Wherever the string "alumnado" appears in a line, extract that line.

-- INFORMATION SHOWN --
* Begin *
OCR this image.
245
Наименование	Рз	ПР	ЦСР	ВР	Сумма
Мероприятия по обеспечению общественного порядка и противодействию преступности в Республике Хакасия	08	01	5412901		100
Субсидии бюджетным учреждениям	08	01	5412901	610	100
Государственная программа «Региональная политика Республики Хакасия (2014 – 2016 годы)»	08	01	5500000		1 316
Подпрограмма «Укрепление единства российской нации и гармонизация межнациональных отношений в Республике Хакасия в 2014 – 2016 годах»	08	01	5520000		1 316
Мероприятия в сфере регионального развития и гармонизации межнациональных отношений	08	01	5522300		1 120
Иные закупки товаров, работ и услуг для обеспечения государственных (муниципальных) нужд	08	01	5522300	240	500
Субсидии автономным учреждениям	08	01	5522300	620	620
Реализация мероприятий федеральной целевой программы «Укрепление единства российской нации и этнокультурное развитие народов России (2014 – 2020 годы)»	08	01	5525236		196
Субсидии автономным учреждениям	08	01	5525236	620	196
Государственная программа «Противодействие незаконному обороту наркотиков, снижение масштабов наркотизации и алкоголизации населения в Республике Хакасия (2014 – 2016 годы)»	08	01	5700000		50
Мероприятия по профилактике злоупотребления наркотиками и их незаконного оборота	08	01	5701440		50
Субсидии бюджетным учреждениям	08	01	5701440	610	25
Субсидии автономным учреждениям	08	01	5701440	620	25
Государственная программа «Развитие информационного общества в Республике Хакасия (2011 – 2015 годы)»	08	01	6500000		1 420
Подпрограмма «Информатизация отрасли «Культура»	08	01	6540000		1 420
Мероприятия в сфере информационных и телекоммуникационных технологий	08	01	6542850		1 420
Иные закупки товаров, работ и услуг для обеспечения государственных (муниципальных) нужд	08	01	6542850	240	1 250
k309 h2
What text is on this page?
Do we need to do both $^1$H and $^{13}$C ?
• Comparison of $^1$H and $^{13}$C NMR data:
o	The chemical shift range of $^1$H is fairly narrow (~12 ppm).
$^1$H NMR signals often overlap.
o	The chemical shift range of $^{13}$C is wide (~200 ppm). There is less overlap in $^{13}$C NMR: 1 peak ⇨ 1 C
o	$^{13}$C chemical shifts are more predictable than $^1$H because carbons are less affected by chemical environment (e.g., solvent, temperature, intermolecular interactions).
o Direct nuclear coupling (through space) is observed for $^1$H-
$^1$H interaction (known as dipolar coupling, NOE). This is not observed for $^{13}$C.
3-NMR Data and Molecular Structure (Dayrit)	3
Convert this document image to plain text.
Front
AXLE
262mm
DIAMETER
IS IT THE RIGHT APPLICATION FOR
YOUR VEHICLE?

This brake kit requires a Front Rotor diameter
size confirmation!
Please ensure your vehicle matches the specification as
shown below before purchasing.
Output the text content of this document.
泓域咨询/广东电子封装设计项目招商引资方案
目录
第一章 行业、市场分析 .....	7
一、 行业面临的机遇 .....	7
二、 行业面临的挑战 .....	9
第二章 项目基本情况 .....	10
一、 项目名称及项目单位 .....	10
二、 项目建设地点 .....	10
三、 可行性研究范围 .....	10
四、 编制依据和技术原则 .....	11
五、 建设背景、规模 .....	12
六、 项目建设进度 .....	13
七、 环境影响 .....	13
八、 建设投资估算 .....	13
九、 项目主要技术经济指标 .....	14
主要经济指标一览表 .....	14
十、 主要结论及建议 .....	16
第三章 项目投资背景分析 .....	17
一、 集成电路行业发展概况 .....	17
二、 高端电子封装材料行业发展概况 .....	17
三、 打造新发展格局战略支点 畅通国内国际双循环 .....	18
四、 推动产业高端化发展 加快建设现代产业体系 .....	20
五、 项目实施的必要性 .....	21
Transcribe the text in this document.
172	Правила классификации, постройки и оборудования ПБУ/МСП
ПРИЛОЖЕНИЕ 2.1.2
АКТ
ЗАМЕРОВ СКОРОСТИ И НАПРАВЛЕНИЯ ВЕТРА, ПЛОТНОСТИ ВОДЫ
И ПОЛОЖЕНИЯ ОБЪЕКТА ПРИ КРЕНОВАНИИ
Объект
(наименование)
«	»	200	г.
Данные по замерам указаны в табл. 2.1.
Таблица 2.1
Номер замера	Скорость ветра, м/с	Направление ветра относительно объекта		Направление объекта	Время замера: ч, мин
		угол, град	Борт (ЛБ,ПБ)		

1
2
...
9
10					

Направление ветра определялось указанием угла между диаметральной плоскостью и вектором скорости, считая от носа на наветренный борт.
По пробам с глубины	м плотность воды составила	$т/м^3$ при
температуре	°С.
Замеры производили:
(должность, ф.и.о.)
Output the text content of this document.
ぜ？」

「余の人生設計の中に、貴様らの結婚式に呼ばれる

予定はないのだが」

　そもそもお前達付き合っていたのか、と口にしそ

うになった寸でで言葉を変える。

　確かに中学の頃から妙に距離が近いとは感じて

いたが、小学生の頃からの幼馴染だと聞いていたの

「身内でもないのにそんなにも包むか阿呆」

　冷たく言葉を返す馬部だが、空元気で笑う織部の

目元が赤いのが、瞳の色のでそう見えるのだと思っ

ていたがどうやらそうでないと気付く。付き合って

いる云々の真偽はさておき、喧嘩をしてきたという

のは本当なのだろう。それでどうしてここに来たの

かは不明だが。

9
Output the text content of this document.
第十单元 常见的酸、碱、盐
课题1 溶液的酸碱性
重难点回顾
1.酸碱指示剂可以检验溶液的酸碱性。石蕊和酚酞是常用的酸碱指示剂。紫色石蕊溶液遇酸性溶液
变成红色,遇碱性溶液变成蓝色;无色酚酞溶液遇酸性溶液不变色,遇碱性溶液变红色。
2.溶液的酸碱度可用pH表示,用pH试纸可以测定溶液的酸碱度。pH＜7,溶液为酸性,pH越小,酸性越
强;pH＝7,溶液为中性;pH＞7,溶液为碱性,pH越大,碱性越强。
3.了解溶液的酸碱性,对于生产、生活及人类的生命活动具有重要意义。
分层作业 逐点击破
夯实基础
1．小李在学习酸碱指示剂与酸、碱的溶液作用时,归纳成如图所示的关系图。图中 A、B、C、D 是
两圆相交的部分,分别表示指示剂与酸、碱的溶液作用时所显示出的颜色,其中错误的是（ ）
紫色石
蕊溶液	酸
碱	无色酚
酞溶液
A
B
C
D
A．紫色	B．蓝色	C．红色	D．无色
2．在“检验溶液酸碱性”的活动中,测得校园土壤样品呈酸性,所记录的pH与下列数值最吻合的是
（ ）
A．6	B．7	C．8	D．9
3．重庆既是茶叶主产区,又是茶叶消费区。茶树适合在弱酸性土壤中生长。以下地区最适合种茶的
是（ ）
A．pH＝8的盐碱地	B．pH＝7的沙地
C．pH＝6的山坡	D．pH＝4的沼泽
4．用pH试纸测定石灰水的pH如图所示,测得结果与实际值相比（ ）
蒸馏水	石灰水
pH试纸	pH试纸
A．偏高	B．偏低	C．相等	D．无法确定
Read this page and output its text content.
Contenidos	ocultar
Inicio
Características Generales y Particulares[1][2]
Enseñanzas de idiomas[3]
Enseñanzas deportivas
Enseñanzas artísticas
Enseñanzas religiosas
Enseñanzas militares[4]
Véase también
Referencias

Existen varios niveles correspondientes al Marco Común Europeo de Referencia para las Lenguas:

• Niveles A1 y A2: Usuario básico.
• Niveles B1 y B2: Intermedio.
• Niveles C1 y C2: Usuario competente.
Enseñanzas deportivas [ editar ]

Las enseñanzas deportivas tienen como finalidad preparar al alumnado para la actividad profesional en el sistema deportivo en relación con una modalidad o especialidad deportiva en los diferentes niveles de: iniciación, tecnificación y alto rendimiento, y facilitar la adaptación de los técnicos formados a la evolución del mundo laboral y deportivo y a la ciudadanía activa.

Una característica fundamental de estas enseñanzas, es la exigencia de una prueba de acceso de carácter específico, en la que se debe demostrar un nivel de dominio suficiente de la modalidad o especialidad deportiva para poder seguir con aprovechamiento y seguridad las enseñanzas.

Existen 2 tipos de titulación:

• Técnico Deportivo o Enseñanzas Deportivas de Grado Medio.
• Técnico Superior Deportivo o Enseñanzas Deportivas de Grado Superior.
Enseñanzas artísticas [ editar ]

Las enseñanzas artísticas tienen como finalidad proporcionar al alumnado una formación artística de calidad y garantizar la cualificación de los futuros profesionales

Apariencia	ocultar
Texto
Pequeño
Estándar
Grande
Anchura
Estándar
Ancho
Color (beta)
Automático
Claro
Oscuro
* End *
-- EXERCISE ANSWER --
Las enseñanzas deportivas tienen como finalidad preparar al alumnado para la actividad profesional en el sistema deportivo en relación con una modalidad o especialidad deportiva en los diferentes niveles de: iniciación, tecnificación y alto rendimiento, y facilitar la adaptación de los técnicos formados a la evolución del mundo laboral y deportivo y a la ciudadanía activa.
Las enseñanzas artísticas tienen como finalidad proporcionar al alumnado una formación artística de calidad y garantizar la cualificación de los futuros profesionales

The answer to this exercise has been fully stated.